* _EXTRACTED TEXT_
— Begin —
Databricks provides multiple runtime versions, including long-term support (LTS) releases. Each release specifies the underlying Apache Spark version, its release date, and when support will end. Over time, older runtime versions follow a lifecycle:

  • Legacy – available but no longer recommended.
  • Deprecated – marked for removal in a future release.
  • End of Support (EoS) – no further patches or fixes are provided.
  • End of Life (EoL) – retired and no longer available.

If a maintenance update is released for a runtime version you're using, you can apply it by restarting your cluster.

Lakeflow Jobs

Lakeflow Jobs provide workflow automation and orchestration in Azure Databricks, making it possible to reliably schedule, coordinate, and run data processing tasks. Instead of running code manually, you can use jobs to automate repetitive or production-grade workloads such as ETL pipelines, machine learning training, or dashboard refreshes.

Screenshot of an Azure Databricks Jobs landing page.

A job in Databricks is essentially a container for one or more tasks. Tasks define the work to be done—for example, running a notebook, executing a Spark job, calling external code, ...

Jobs can be triggered in different ways:

  • On a schedule (for example, every night at midnight).
  • In response to an event.
  • Manually, when needed.

Because they're repeatable and managed, jobs are critical for production workloads. They ensure that data pipelines run consistently, ML models are trained and deployed in a controlled manner, and downstream systems receive updated, accurate data.

Delta Lake

Delta Lake is an open-source storage framework that improves the reliability and scalability of data lakes by adding transactional features on top of cloud object storage, such as Azure Data Lake Storage. Traditional data lakes can suffer from issues like inconsistent data, partial writes, or difficulties managing concurrent access. Delta Lake addresses these problems by supporting:

  • ACID transactions (atomicity, consistency, isolation, durability) for reliable reads and writes.
  • Scalable metadata handling so tables can grow to billions of files without performance loss.
  • Data versioning and rollback, enabling time travel queries and recovery of previous states.
— End —
* _Layout annotation records_
— Begin —
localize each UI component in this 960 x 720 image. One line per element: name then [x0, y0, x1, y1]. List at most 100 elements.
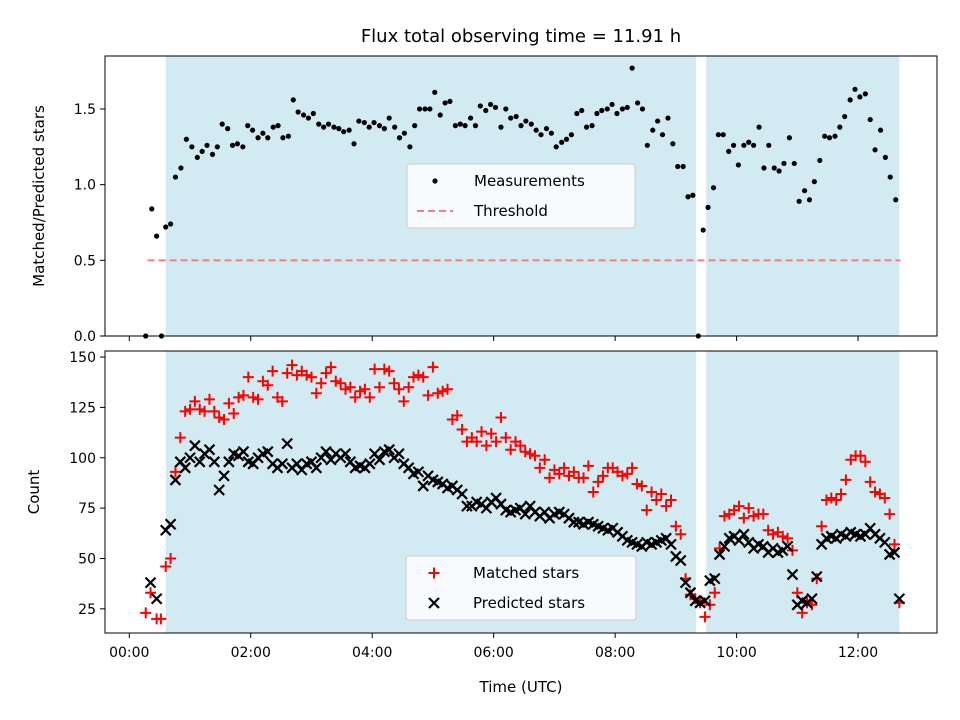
predicted-star-point [718, 540, 731, 553]
matched-star-point [718, 510, 730, 522]
measurement-point [513, 113, 519, 120]
measurement-point [614, 110, 620, 117]
y-tick-label: 1.5 [74, 102, 96, 118]
matched-star-point [242, 371, 254, 383]
matched-star-point [330, 375, 342, 387]
measurement-point [604, 106, 610, 112]
matched-star-point [631, 478, 643, 490]
matched-star-point [247, 391, 259, 403]
measurement-point [609, 101, 615, 108]
matched-star-point [339, 383, 351, 395]
measurement-point [290, 97, 296, 103]
matched-star-point [218, 413, 230, 425]
measurement-point [761, 165, 767, 171]
predicted-star-point [144, 576, 157, 589]
matched-star-point [194, 403, 206, 415]
measurement-point [371, 119, 377, 126]
predicted-star-point [461, 500, 473, 512]
measurement-point [255, 135, 261, 141]
measurement-point [249, 127, 256, 133]
measurement-point [351, 141, 357, 147]
matched-star-point [344, 381, 356, 393]
measurement-point [852, 86, 858, 92]
measurement-point [386, 115, 392, 121]
measurement-point [837, 124, 843, 130]
matched-star-point [519, 446, 531, 458]
predicted-star-point [339, 447, 352, 460]
predicted-star-point [893, 592, 906, 605]
measurement-point [786, 135, 793, 141]
predicted-star-point [164, 518, 177, 531]
measurement-point [356, 118, 362, 124]
measurement-point [862, 91, 868, 97]
matched-star-point [592, 476, 604, 488]
measurement-point [498, 124, 504, 130]
matched-star-point [208, 405, 220, 417]
matched-star-point [476, 426, 488, 438]
matched-star-point [320, 367, 332, 379]
measurement-point [467, 115, 474, 121]
measurement-point [766, 142, 772, 148]
measurement-point [872, 147, 878, 153]
matched-star-point [650, 494, 662, 506]
matched-star-point [305, 371, 317, 383]
measurement-point [887, 174, 893, 180]
measurement-point [194, 154, 200, 161]
measurement-point [229, 142, 236, 148]
matched-star-point [378, 363, 390, 375]
matched-star-point [835, 488, 847, 500]
measurement-point [579, 107, 585, 114]
measurement-point [492, 104, 499, 111]
measurement-point [518, 123, 524, 129]
measurement-point [488, 101, 494, 108]
matched-star-point [825, 492, 837, 504]
matched-star-point [480, 440, 492, 452]
predicted-star-point [320, 445, 332, 458]
measurement-point [690, 192, 696, 198]
measurement-point [265, 135, 271, 141]
legend-box [405, 555, 637, 621]
measurement-point [447, 98, 453, 105]
predicted-star-point [417, 480, 430, 492]
matched-star-point [646, 486, 658, 498]
predicted-star-point [179, 462, 191, 474]
observing-span [706, 351, 900, 633]
predicted-star-point [738, 528, 750, 541]
matched-star-point [364, 391, 376, 403]
matched-star-point [160, 561, 172, 573]
matched-star-point [485, 428, 497, 440]
measurement-point [629, 65, 635, 71]
predicted-star-point [150, 592, 163, 605]
matched-star-point [388, 377, 400, 389]
measurement-point [381, 126, 387, 132]
measurement-point [639, 106, 646, 112]
matched-star-point [748, 510, 760, 522]
predicted-star-point [276, 458, 289, 470]
measurement-point [685, 194, 691, 200]
matched-star-point [315, 377, 327, 389]
measurement-point [665, 115, 671, 121]
predicted-star-point [810, 570, 823, 583]
measurement-point [341, 129, 347, 135]
matched-star-point [325, 361, 337, 373]
measurement-point [599, 107, 605, 114]
y-axis-label: Count [25, 470, 43, 515]
matched-star-point [383, 365, 395, 377]
measurement-point [594, 110, 600, 117]
matched-star-point [641, 504, 653, 516]
measurement-point [321, 124, 327, 130]
measurement-point [705, 204, 711, 210]
matched-star-point [310, 387, 322, 399]
measurement-point [589, 123, 595, 129]
measurement-point [730, 142, 737, 148]
matched-star-point [660, 500, 672, 512]
measurement-point [412, 123, 418, 129]
y-tick-label: 100 [69, 451, 96, 467]
matched-star-point [140, 607, 152, 619]
measurement-point [172, 174, 179, 180]
matched-star-point [529, 450, 541, 462]
axes-frame [104, 55, 938, 337]
matched-star-point [189, 395, 201, 407]
measurement-point [366, 124, 372, 130]
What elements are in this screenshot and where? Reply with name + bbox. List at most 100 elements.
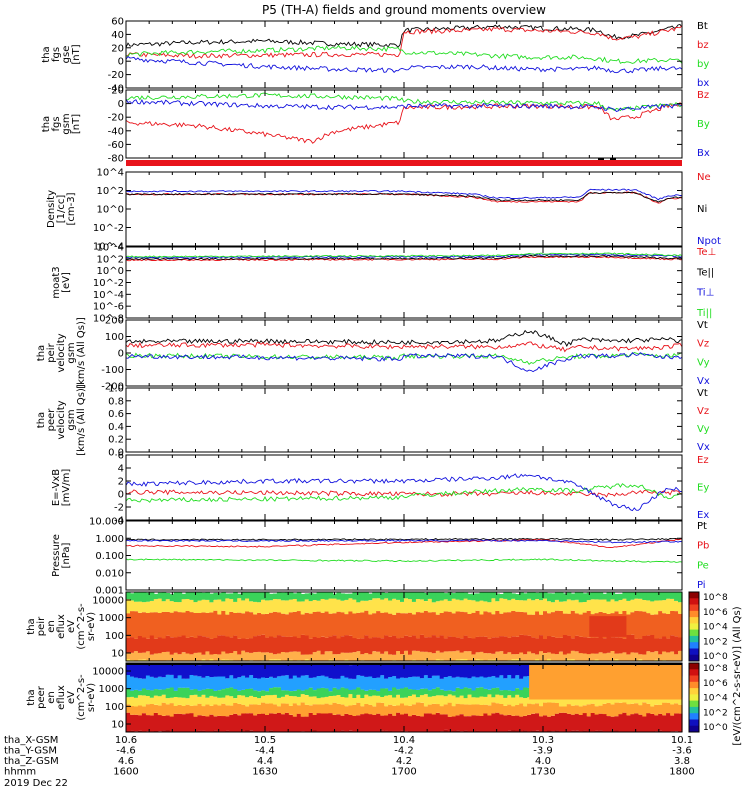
spectrogram-cell bbox=[388, 664, 393, 677]
ytick-label: 0 bbox=[118, 490, 124, 501]
spectrogram-cell bbox=[439, 652, 445, 660]
spectrogram-cell bbox=[312, 600, 318, 612]
spectrogram-cell bbox=[193, 638, 199, 653]
spectrogram-cell bbox=[312, 696, 318, 705]
spectrogram-cell bbox=[590, 592, 596, 600]
spectrogram-cell bbox=[197, 703, 203, 716]
spectrogram-cell bbox=[288, 636, 294, 652]
spectrogram-cell bbox=[304, 654, 310, 660]
spectrogram-cell bbox=[419, 678, 425, 689]
panel-pressure: PtPbPePi10.0001.0000.1000.0100.001Pressu… bbox=[51, 517, 709, 597]
spectrogram-cell bbox=[447, 676, 453, 691]
spectrogram-cell bbox=[161, 689, 167, 695]
spectrogram-cell bbox=[193, 602, 199, 613]
spectrogram-cell bbox=[261, 695, 266, 703]
spectrogram-cell bbox=[384, 651, 389, 661]
spectrogram-cell bbox=[137, 705, 143, 716]
spectrogram-cell bbox=[408, 677, 413, 690]
ytick-label: -20 bbox=[108, 70, 124, 81]
spectrogram-cell bbox=[328, 592, 334, 599]
spectrogram-cell bbox=[400, 613, 405, 638]
spectrogram-cell bbox=[189, 592, 195, 600]
spectrogram-cell bbox=[137, 715, 143, 731]
spectrogram-cell bbox=[431, 602, 437, 613]
spectrogram-cell bbox=[423, 706, 429, 714]
spectrogram-cell bbox=[237, 654, 242, 661]
spectrogram-cell bbox=[340, 600, 346, 613]
spectrogram-cell bbox=[328, 651, 334, 660]
spectrogram-cell bbox=[213, 704, 218, 717]
spectrogram-cell bbox=[475, 715, 481, 731]
spectrogram-cell bbox=[241, 650, 246, 661]
spectrogram-cell bbox=[332, 593, 338, 599]
spectrogram-cell bbox=[503, 690, 508, 698]
spectrogram-cell bbox=[515, 715, 520, 731]
spectrogram-cell bbox=[197, 613, 203, 636]
spectrogram-cell bbox=[435, 637, 441, 651]
spectrogram-cell bbox=[527, 614, 532, 636]
spectrogram-cell bbox=[209, 593, 214, 603]
xaxis-row-label: tha_Z-GSM bbox=[4, 756, 59, 767]
spectrogram-cell bbox=[272, 659, 278, 661]
spectrogram-cell bbox=[459, 600, 465, 612]
ylabel-line: tha bbox=[26, 618, 37, 634]
spectrogram-cell bbox=[590, 653, 596, 661]
series-line-Vx bbox=[125, 352, 683, 373]
spectrogram-cell bbox=[554, 702, 560, 714]
spectrogram-cell bbox=[161, 730, 167, 732]
spectrogram-cell bbox=[491, 697, 496, 703]
legend-Vy: Vy bbox=[697, 357, 710, 368]
spectrogram-cell bbox=[455, 611, 461, 638]
spectrogram-cell bbox=[185, 678, 191, 688]
ylabel-line: [nT] bbox=[71, 114, 82, 134]
panel-frame bbox=[125, 89, 683, 159]
spectrogram-cell bbox=[507, 730, 512, 732]
spectrogram-cell bbox=[435, 704, 441, 713]
spectrogram-cell bbox=[392, 635, 397, 655]
legend-bx: bx bbox=[697, 78, 709, 89]
ytick-label: 10^-4 bbox=[93, 290, 124, 301]
spectrogram-cell bbox=[674, 611, 679, 637]
spectrogram-cell bbox=[495, 601, 500, 611]
spectrogram-cell bbox=[507, 695, 512, 705]
spectrogram-cell bbox=[574, 613, 580, 636]
spectrogram-cell bbox=[435, 712, 441, 732]
spectrogram-cell bbox=[165, 611, 171, 636]
spectrogram-cell bbox=[173, 697, 179, 706]
spectrogram-cell bbox=[348, 730, 353, 732]
ytick-label: 10^-2 bbox=[93, 278, 124, 289]
spectrogram-cell bbox=[606, 652, 612, 661]
spectrogram-cell bbox=[658, 600, 663, 611]
spectrogram-cell bbox=[467, 614, 473, 638]
spectrogram-cell bbox=[153, 612, 159, 639]
spectrogram-cell bbox=[503, 705, 508, 716]
spectrogram-cell bbox=[654, 651, 659, 660]
spectrogram-cell bbox=[253, 697, 258, 705]
spectrogram-cell bbox=[491, 702, 496, 714]
spectrogram-cell bbox=[467, 599, 473, 614]
spectrogram-cell bbox=[177, 697, 183, 705]
figure-title: P5 (TH-A) fields and ground moments over… bbox=[262, 3, 546, 17]
spectrogram-cell bbox=[173, 706, 179, 714]
spectrogram-cell bbox=[221, 676, 226, 690]
spectrogram-cell bbox=[523, 676, 528, 688]
spectrogram-cell bbox=[423, 601, 429, 611]
spectrogram-cell bbox=[674, 600, 679, 612]
spectrogram-cell bbox=[153, 695, 159, 705]
spectrogram-cell bbox=[149, 697, 155, 704]
colorbar-cell bbox=[689, 700, 699, 708]
spectrogram-cell bbox=[340, 652, 346, 661]
series-line-Pb bbox=[125, 538, 683, 549]
spectrogram-cell bbox=[531, 730, 536, 732]
spectrogram-cell bbox=[435, 601, 441, 615]
spectrogram-cell bbox=[495, 651, 500, 661]
spectrogram-cell bbox=[586, 610, 592, 638]
spectrogram-cell bbox=[463, 592, 469, 599]
spectrogram-cell bbox=[483, 653, 488, 661]
spectrogram-cell bbox=[479, 687, 485, 697]
spectrogram-cell bbox=[340, 593, 346, 601]
spectrogram-cell bbox=[217, 593, 222, 600]
spectrogram-cell bbox=[507, 714, 512, 731]
spectrogram-cell bbox=[602, 638, 608, 654]
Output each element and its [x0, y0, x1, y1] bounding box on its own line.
— End —
* _SHORT TASK 1_
Could you switch "ytick-label" to "y-axis-label" in the listing, starting with the line that contains "spectrogram-cell bbox=[388, 664, 393, 677]" and going on through the line that contains "spectrogram-cell bbox=[241, 650, 246, 661]", changing nothing else and giving back only those lines?
* _SHORT TASK 2_
Can you resume the Databricks overview from the point where it stops?
The listing has no connection to the Databricks overview.

* _RESULT 1_
spectrogram-cell bbox=[388, 664, 393, 677]
y-axis-label: 0 bbox=[118, 490, 124, 501]
spectrogram-cell bbox=[439, 652, 445, 660]
spectrogram-cell bbox=[312, 600, 318, 612]
spectrogram-cell bbox=[193, 638, 199, 653]
spectrogram-cell bbox=[312, 696, 318, 705]
spectrogram-cell bbox=[590, 592, 596, 600]
spectrogram-cell bbox=[197, 703, 203, 716]
spectrogram-cell bbox=[288, 636, 294, 652]
spectrogram-cell bbox=[304, 654, 310, 660]
spectrogram-cell bbox=[419, 678, 425, 689]
panel-pressure: PtPbPePi10.0001.0000.1000.0100.001Pressu… bbox=[51, 517, 709, 597]
spectrogram-cell bbox=[447, 676, 453, 691]
spectrogram-cell bbox=[161, 689, 167, 695]
spectrogram-cell bbox=[193, 602, 199, 613]
spectrogram-cell bbox=[261, 695, 266, 703]
spectrogram-cell bbox=[384, 651, 389, 661]
spectrogram-cell bbox=[137, 705, 143, 716]
spectrogram-cell bbox=[408, 677, 413, 690]
y-axis-label: -20 bbox=[108, 70, 124, 81]
spectrogram-cell bbox=[328, 592, 334, 599]
spectrogram-cell bbox=[400, 613, 405, 638]
spectrogram-cell bbox=[189, 592, 195, 600]
spectrogram-cell bbox=[137, 715, 143, 731]
spectrogram-cell bbox=[431, 602, 437, 613]
spectrogram-cell bbox=[423, 706, 429, 714]
spectrogram-cell bbox=[237, 654, 242, 661]
spectrogram-cell bbox=[340, 600, 346, 613]
spectrogram-cell bbox=[328, 651, 334, 660]
spectrogram-cell bbox=[213, 704, 218, 717]
spectrogram-cell bbox=[475, 715, 481, 731]
spectrogram-cell bbox=[241, 650, 246, 661]

* _RESULT 2_
  • Unified batch and streaming processing, so the same table can handle real-time ingestion and historical batch loads.

On top of this foundation, Delta tables provide a familiar table abstraction that makes it easier to work with structured data using SQL queries or the DataFrame API. Delta tables are the default table format in Azure Databricks, ensuring that new data is stored with transactional guarantees by default.

Databricks SQL

Databricks SQL brings data warehousing capabilities to the Databricks Lakehouse, allowing analysts and business users to query and visualize data stored in open formats directly in the data lake. It supports ANSI SQL, so anyone familiar with SQL can run queries, build reports, and create dashboards without needing to learn new languages or tools.

Databricks SQL is available only in the Premium tier of Azure Databricks. It includes:

  • A SQL editor for writing and running queries.
  • Dashboards and visualization tools for sharing insights.
  • Integration with external BI and analytics tools.

SQL Warehouses

All Databricks SQL queries run on SQL warehouses (formerly called SQL endpoints), which are scalable compute resources decoupled from storage. Different warehouse types are available depending on performance, cost, and management needs:

  • Serverless SQL Warehouses

    • Instant and elastic compute with fast startup and autoscaling.
    • Low management overhead since Databricks handles capacity, patching, and optimization.
    • Cost efficiency by scaling automatically and avoiding idle resource costs.

  • Pro SQL Warehouses

    • More customizable but slower to start (≈4 minutes).
    • Less responsive autoscaling compared to serverless.
    • Useful when consistent, predictable workloads are required.

  • Classic SQL Warehouses

    • Compute resources run in your own Azure subscription, not in Databricks.
    • Less flexible than serverless but may be preferred for specific governance or cost management requirements.

MLflow

MLflow is an open-source platform designed to manage the end-to-end machine learning (ML) lifecycle. It helps data scientists and ML engineers track experiments, manage models, and streamline the process of moving models from development to production. MLflow also supports generative AI workflows and includes tools for evaluating and improving AI agents.